### Task to complete
Restate the entries word for word, omitting nothing.

### Data for the task
==============================

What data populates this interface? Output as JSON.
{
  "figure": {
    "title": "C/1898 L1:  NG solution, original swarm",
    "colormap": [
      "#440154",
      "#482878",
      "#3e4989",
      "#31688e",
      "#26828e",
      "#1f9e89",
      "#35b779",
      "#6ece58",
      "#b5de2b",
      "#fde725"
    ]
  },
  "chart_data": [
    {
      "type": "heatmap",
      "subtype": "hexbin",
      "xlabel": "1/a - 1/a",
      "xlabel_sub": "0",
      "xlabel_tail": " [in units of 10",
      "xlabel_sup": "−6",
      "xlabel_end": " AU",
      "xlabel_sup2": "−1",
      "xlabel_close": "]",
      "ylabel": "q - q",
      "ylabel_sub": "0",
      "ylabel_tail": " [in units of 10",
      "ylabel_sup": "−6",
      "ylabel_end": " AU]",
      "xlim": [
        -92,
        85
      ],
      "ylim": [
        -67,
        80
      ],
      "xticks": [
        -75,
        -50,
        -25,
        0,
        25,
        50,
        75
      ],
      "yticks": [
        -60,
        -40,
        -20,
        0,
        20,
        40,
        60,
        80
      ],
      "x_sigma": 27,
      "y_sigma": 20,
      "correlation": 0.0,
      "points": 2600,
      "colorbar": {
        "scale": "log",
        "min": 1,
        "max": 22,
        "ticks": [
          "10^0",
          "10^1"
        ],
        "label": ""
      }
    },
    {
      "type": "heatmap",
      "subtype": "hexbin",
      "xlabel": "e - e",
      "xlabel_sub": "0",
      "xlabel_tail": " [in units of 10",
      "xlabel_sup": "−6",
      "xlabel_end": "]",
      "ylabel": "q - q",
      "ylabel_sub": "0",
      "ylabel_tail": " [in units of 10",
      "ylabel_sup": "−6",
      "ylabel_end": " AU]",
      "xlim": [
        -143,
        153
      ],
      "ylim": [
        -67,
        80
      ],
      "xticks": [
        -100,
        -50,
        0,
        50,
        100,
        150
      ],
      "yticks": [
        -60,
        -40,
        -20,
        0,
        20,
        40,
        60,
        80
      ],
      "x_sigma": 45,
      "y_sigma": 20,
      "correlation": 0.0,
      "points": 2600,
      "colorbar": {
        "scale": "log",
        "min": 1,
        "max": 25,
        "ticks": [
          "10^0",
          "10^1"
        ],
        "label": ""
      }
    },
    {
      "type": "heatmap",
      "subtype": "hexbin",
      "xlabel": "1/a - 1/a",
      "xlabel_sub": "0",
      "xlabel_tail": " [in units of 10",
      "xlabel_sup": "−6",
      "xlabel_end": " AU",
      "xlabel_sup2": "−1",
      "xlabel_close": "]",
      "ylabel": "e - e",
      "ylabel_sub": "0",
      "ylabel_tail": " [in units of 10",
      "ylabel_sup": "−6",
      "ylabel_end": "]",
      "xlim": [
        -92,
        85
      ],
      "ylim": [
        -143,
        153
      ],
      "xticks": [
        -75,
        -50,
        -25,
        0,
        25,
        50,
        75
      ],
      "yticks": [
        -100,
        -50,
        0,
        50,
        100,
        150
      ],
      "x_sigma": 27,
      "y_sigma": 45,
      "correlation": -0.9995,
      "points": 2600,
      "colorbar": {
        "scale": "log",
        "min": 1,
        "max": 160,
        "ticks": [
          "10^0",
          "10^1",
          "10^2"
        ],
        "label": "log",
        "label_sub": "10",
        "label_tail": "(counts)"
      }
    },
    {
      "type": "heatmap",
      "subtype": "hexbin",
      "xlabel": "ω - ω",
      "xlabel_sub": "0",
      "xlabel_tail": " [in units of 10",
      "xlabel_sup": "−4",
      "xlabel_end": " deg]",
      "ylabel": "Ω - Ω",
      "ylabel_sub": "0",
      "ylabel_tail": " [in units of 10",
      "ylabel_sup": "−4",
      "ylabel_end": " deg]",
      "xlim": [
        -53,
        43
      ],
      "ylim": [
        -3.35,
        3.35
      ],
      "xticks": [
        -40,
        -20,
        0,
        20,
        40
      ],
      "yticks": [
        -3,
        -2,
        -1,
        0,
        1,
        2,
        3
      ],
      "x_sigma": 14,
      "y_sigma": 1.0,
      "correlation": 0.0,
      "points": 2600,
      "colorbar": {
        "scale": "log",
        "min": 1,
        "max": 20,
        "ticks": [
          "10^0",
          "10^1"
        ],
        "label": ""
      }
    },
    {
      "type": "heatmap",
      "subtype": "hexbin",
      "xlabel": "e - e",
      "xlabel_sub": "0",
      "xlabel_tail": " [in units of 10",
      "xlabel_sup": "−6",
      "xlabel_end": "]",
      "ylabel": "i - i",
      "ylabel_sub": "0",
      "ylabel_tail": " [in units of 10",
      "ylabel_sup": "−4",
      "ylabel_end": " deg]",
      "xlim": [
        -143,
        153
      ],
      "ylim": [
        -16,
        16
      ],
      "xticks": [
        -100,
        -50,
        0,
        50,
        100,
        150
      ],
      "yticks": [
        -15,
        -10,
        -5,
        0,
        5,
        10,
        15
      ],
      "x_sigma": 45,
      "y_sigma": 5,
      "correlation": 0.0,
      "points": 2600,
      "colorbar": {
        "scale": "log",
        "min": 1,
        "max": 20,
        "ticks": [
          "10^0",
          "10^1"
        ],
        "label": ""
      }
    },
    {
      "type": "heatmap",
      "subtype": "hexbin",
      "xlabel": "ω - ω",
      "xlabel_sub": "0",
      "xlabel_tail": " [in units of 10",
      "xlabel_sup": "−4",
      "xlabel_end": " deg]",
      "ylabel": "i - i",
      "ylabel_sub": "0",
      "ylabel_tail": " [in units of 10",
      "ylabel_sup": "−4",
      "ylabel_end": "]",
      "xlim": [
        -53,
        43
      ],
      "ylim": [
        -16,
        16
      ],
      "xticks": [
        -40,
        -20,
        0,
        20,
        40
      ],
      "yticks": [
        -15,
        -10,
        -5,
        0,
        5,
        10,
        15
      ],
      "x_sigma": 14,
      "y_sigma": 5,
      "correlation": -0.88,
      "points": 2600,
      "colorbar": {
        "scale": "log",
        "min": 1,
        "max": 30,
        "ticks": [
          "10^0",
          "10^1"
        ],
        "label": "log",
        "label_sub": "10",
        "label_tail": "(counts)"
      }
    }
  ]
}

==============================

### Written solution
What data populates this interface? Output as JSON.
{
  "figure": {
    "title": "C/1898 L1:  NG solution, original swarm",
    "colormap": [
      "#440154",
      "#482878",
      "#3e4989",
      "#31688e",
      "#26828e",
      "#1f9e89",
      "#35b779",
      "#6ece58",
      "#b5de2b",
      "#fde725"
    ]
  },
  "chart_data": [
    {
      "type": "heatmap",
      "subtype": "hexbin",
      "xlabel": "1/a - 1/a",
      "xlabel_sub": "0",
      "xlabel_tail": " [in units of 10",
      "xlabel_sup": "−6",
      "xlabel_end": " AU",
      "xlabel_sup2": "−1",
      "xlabel_close": "]",
      "ylabel": "q - q",
      "ylabel_sub": "0",
      "ylabel_tail": " [in units of 10",
      "ylabel_sup": "−6",
      "ylabel_end": " AU]",
      "xlim": [
        -92,
        85
      ],
      "ylim": [
        -67,
        80
      ],
      "xticks": [
        -75,
        -50,
        -25,
        0,
        25,
        50,
        75
      ],
      "yticks": [
        -60,
        -40,
        -20,
        0,
        20,
        40,
        60,
        80
      ],
      "x_sigma": 27,
      "y_sigma": 20,
      "correlation": 0.0,
      "points": 2600,
      "colorbar": {
        "scale": "log",
        "min": 1,
        "max": 22,
        "ticks": [
          "10^0",
          "10^1"
        ],
        "label": ""
      }
    },
    {
      "type": "heatmap",
      "subtype": "hexbin",
      "xlabel": "e - e",
      "xlabel_sub": "0",
      "xlabel_tail": " [in units of 10",
      "xlabel_sup": "−6",
      "xlabel_end": "]",
      "ylabel": "q - q",
      "ylabel_sub": "0",
      "ylabel_tail": " [in units of 10",
      "ylabel_sup": "−6",
      "ylabel_end": " AU]",
      "xlim": [
        -143,
        153
      ],
      "ylim": [
        -67,
        80
      ],
      "xticks": [
        -100,
        -50,
        0,
        50,
        100,
        150
      ],
      "yticks": [
        -60,
        -40,
        -20,
        0,
        20,
        40,
        60,
        80
      ],
      "x_sigma": 45,
      "y_sigma": 20,
      "correlation": 0.0,
      "points": 2600,
      "colorbar": {
        "scale": "log",
        "min": 1,
        "max": 25,
        "ticks": [
          "10^0",
          "10^1"
        ],
        "label": ""
      }
    },
    {
      "type": "heatmap",
      "subtype": "hexbin",
      "xlabel": "1/a - 1/a",
      "xlabel_sub": "0",
      "xlabel_tail": " [in units of 10",
      "xlabel_sup": "−6",
      "xlabel_end": " AU",
      "xlabel_sup2": "−1",
      "xlabel_close": "]",
      "ylabel": "e - e",
      "ylabel_sub": "0",
      "ylabel_tail": " [in units of 10",
      "ylabel_sup": "−6",
      "ylabel_end": "]",
      "xlim": [
        -92,
        85
      ],
      "ylim": [
        -143,
        153
      ],
      "xticks": [
        -75,
        -50,
        -25,
        0,
        25,
        50,
        75
      ],
      "yticks": [
        -100,
        -50,
        0,
        50,
        100,
        150
      ],
      "x_sigma": 27,
      "y_sigma": 45,
      "correlation": -0.9995,
      "points": 2600,
      "colorbar": {
        "scale": "log",
        "min": 1,
        "max": 160,
        "ticks": [
          "10^0",
          "10^1",
          "10^2"
        ],
        "label": "log",
        "label_sub": "10",
        "label_tail": "(counts)"
      }
    },
    {
      "type": "heatmap",
      "subtype": "hexbin",
      "xlabel": "ω - ω",
      "xlabel_sub": "0",
      "xlabel_tail": " [in units of 10",
      "xlabel_sup": "−4",
      "xlabel_end": " deg]",
      "ylabel": "Ω - Ω",
      "ylabel_sub": "0",
      "ylabel_tail": " [in units of 10",
      "ylabel_sup": "−4",
      "ylabel_end": " deg]",
      "xlim": [
        -53,
        43
      ],
      "ylim": [
        -3.35,
        3.35
      ],
      "xticks": [
        -40,
        -20,
        0,
        20,
        40
      ],
      "yticks": [
        -3,
        -2,
        -1,
        0,
        1,
        2,
        3
      ],
      "x_sigma": 14,
      "y_sigma": 1.0,
      "correlation": 0.0,
      "points": 2600,
      "colorbar": {
        "scale": "log",
        "min": 1,
        "max": 20,
        "ticks": [
          "10^0",
          "10^1"
        ],
        "label": ""
      }
    },
    {
      "type": "heatmap",
      "subtype": "hexbin",
      "xlabel": "e - e",
      "xlabel_sub": "0",
      "xlabel_tail": " [in units of 10",
      "xlabel_sup": "−6",
      "xlabel_end": "]",
      "ylabel": "i - i",
      "ylabel_sub": "0",
      "ylabel_tail": " [in units of 10",
      "ylabel_sup": "−4",
      "ylabel_end": " deg]",
      "xlim": [
        -143,
        153
      ],
      "ylim": [
        -16,
        16
      ],
      "xticks": [
        -100,
        -50,
        0,
        50,
        100,
        150
      ],
      "yticks": [
        -15,
        -10,
        -5,
        0,
        5,
        10,
        15
      ],
      "x_sigma": 45,
      "y_sigma": 5,
      "correlation": 0.0,
      "points": 2600,
      "colorbar": {
        "scale": "log",
        "min": 1,
        "max": 20,
        "ticks": [
          "10^0",
          "10^1"
        ],
        "label": ""
      }
    },
    {
      "type": "heatmap",
      "subtype": "hexbin",
      "xlabel": "ω - ω",
      "xlabel_sub": "0",
      "xlabel_tail": " [in units of 10",
      "xlabel_sup": "−4",
      "xlabel_end": " deg]",
      "ylabel": "i - i",
      "ylabel_sub": "0",
      "ylabel_tail": " [in units of 10",
      "ylabel_sup": "−4",
      "ylabel_end": "]",
      "xlim": [
        -53,
        43
      ],
      "ylim": [
        -16,
        16
      ],
      "xticks": [
        -40,
        -20,
        0,
        20,
        40
      ],
      "yticks": [
        -15,
        -10,
        -5,
        0,
        5,
        10,
        15
      ],
      "x_sigma": 14,
      "y_sigma": 5,
      "correlation": -0.88,
      "points": 2600,
      "colorbar": {
        "scale": "log",
        "min": 1,
        "max": 30,
        "ticks": [
          "10^0",
          "10^1"
        ],
        "label": "log",
        "label_sub": "10",
        "label_tail": "(counts)"
      }
    }
  ]
}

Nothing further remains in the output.